> WHAT YOU SHOULD DO: All pictures are to be dropped, and the remaining data set down exactly.

> EXERCISE MATERIAL:
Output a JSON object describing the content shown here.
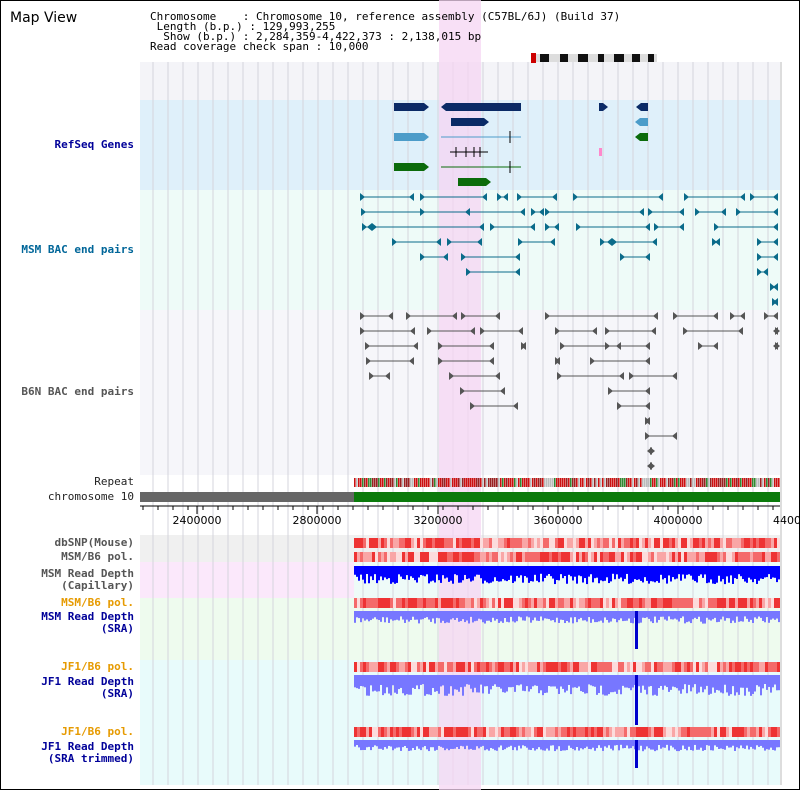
{
  "header": {
    "title": "Map View",
    "chromosome_line": "Chromosome    : Chromosome 10, reference assembly (C57BL/6J) (Build 37)",
    "length_line": " Length (b.p.) : 129,993,255",
    "show_line": "  Show (b.p.) : 2,284,359-4,422,373 : 2,138,015 bp",
    "coverage_line": "Read coverage check span : 10,000"
  },
  "tracks": {
    "refseq": "RefSeq Genes",
    "msm_bac": "MSM BAC end pairs",
    "b6n_bac": "B6N BAC end pairs",
    "repeat": "Repeat",
    "chromosome": "chromosome 10",
    "dbsnp": "dbSNP(Mouse)",
    "msm_pol_1": "MSM/B6 pol.",
    "msm_depth_cap": "MSM Read Depth\n(Capillary)",
    "msm_pol_2": "MSM/B6 pol.",
    "msm_depth_sra": "MSM Read Depth\n(SRA)",
    "jf1_pol_1": "JF1/B6 pol.",
    "jf1_depth_sra": "JF1 Read Depth\n(SRA)",
    "jf1_pol_2": "JF1/B6 pol.",
    "jf1_depth_trim": "JF1 Read Depth\n(SRA trimmed)"
  },
  "axis": {
    "ticks": [
      "2400000",
      "2800000",
      "3200000",
      "3600000",
      "4000000",
      "4400"
    ]
  },
  "colors": {
    "refseq_bg": "#dff0fa",
    "msm_bg": "#eefbf8",
    "highlight": "#f5d6f3",
    "gene_dark": "#0a2a66",
    "gene_light": "#4c9cc9",
    "gene_green": "#0b6b0b",
    "bac_teal": "#0a6b8a",
    "bac_gray": "#555555",
    "depth_blue": "#0000ff",
    "depth_sra": "#7777ff",
    "chrom_green": "#0b7a0b",
    "chrom_gray": "#666666"
  }
}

> WRITTEN RESPONSE:
Output a JSON object describing the content shown here.
{
  "header": {
    "title": "Map View",
    "chromosome_line": "Chromosome    : Chromosome 10, reference assembly (C57BL/6J) (Build 37)",
    "length_line": " Length (b.p.) : 129,993,255",
    "show_line": "  Show (b.p.) : 2,284,359-4,422,373 : 2,138,015 bp",
    "coverage_line": "Read coverage check span : 10,000"
  },
  "tracks": {
    "refseq": "RefSeq Genes",
    "msm_bac": "MSM BAC end pairs",
    "b6n_bac": "B6N BAC end pairs",
    "repeat": "Repeat",
    "chromosome": "chromosome 10",
    "dbsnp": "dbSNP(Mouse)",
    "msm_pol_1": "MSM/B6 pol.",
    "msm_depth_cap": "MSM Read Depth\n(Capillary)",
    "msm_pol_2": "MSM/B6 pol.",
    "msm_depth_sra": "MSM Read Depth\n(SRA)",
    "jf1_pol_1": "JF1/B6 pol.",
    "jf1_depth_sra": "JF1 Read Depth\n(SRA)",
    "jf1_pol_2": "JF1/B6 pol.",
    "jf1_depth_trim": "JF1 Read Depth\n(SRA trimmed)"
  },
  "axis": {
    "ticks": [
      "2400000",
      "2800000",
      "3200000",
      "3600000",
      "4000000",
      "4400"
    ]
  },
  "colors": {
    "refseq_bg": "#dff0fa",
    "msm_bg": "#eefbf8",
    "highlight": "#f5d6f3",
    "gene_dark": "#0a2a66",
    "gene_light": "#4c9cc9",
    "gene_green": "#0b6b0b",
    "bac_teal": "#0a6b8a",
    "bac_gray": "#555555",
    "depth_blue": "#0000ff",
    "depth_sra": "#7777ff",
    "chrom_green": "#0b7a0b",
    "chrom_gray": "#666666"
  }
}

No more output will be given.